→ **REQUIRED WORK**: Examine the material below. Gather every line in which the string "JSON" appears.

→ **RECORDS SHOWN**:

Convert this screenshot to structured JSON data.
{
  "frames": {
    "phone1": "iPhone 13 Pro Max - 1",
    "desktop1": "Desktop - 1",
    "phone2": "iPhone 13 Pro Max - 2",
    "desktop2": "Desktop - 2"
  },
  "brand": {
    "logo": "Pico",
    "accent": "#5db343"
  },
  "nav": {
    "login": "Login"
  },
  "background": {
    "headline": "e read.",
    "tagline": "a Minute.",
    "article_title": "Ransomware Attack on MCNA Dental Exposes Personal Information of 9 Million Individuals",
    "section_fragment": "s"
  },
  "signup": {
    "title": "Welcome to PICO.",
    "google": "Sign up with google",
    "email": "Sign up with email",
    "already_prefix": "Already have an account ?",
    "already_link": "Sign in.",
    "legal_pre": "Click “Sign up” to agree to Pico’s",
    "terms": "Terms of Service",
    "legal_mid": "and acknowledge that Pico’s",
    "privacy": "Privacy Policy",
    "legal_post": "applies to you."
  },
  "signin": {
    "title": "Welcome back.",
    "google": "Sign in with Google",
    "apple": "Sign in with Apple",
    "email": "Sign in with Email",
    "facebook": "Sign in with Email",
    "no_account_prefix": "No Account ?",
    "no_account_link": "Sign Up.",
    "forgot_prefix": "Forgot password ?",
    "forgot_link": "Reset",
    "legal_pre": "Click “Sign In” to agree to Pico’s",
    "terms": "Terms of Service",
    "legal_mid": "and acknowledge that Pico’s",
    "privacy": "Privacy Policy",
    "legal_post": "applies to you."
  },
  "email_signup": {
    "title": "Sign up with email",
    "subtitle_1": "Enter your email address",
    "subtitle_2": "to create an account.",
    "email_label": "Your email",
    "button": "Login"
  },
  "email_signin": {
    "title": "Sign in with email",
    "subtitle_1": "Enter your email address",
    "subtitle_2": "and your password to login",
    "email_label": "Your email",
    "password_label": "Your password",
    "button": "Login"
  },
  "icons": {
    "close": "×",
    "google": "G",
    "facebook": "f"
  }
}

---

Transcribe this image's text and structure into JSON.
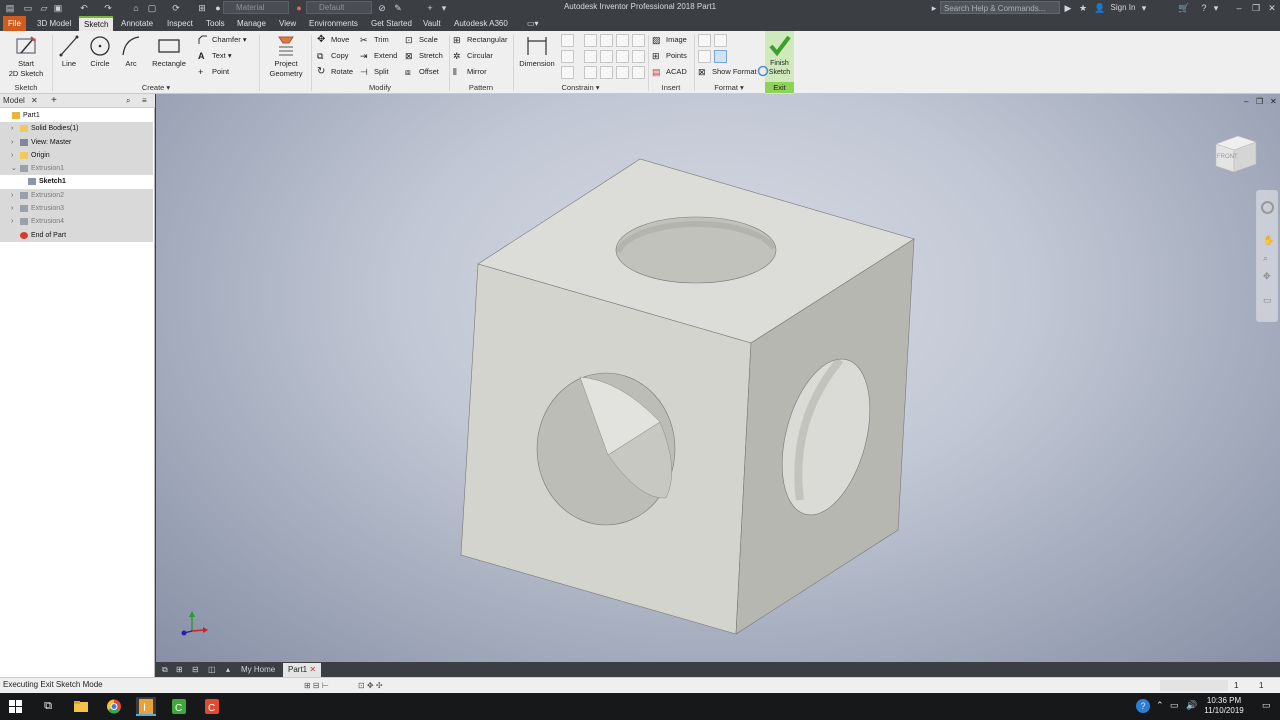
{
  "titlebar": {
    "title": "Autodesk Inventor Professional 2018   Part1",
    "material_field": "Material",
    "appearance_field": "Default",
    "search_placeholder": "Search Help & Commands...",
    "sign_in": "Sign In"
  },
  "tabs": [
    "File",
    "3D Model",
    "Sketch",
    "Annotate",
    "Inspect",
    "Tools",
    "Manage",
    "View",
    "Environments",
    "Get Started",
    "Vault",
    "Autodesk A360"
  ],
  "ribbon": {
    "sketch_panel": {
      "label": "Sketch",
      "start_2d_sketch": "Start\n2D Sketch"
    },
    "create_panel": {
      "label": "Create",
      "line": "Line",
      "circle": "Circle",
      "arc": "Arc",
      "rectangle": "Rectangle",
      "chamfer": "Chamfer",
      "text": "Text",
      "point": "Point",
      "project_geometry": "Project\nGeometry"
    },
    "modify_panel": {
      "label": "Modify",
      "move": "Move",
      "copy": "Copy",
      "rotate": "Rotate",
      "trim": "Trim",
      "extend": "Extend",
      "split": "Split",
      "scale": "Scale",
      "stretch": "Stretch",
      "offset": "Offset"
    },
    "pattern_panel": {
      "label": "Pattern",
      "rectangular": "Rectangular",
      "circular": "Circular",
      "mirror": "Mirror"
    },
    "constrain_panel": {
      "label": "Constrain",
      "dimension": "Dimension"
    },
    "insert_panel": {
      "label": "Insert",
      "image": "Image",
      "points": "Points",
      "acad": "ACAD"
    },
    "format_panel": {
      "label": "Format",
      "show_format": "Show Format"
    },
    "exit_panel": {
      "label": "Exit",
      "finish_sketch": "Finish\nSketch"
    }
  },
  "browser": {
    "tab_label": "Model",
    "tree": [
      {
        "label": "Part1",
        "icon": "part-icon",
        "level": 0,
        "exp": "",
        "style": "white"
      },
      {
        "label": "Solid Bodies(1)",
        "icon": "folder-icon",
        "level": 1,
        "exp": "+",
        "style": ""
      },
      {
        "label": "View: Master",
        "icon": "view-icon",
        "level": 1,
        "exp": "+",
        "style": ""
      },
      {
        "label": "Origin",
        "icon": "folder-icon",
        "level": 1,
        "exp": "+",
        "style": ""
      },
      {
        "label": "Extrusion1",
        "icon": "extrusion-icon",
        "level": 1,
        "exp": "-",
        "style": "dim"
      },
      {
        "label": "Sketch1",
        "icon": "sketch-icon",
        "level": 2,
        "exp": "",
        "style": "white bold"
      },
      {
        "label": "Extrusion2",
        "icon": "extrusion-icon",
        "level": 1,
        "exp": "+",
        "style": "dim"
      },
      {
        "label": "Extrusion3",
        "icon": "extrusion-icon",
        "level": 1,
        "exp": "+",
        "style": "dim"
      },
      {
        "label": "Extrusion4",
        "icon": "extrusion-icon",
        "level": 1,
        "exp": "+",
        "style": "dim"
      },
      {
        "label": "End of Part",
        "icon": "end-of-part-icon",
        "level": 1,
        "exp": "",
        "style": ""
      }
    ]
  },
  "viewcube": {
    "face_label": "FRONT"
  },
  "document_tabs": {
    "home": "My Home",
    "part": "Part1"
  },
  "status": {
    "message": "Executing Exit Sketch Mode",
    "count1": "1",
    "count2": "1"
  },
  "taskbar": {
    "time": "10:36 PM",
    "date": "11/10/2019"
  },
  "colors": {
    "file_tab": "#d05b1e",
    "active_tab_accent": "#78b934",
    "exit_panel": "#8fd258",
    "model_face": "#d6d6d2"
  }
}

→ **RESPONSE**:
Convert this screenshot to structured JSON data.
Transcribe this image's text and structure into JSON.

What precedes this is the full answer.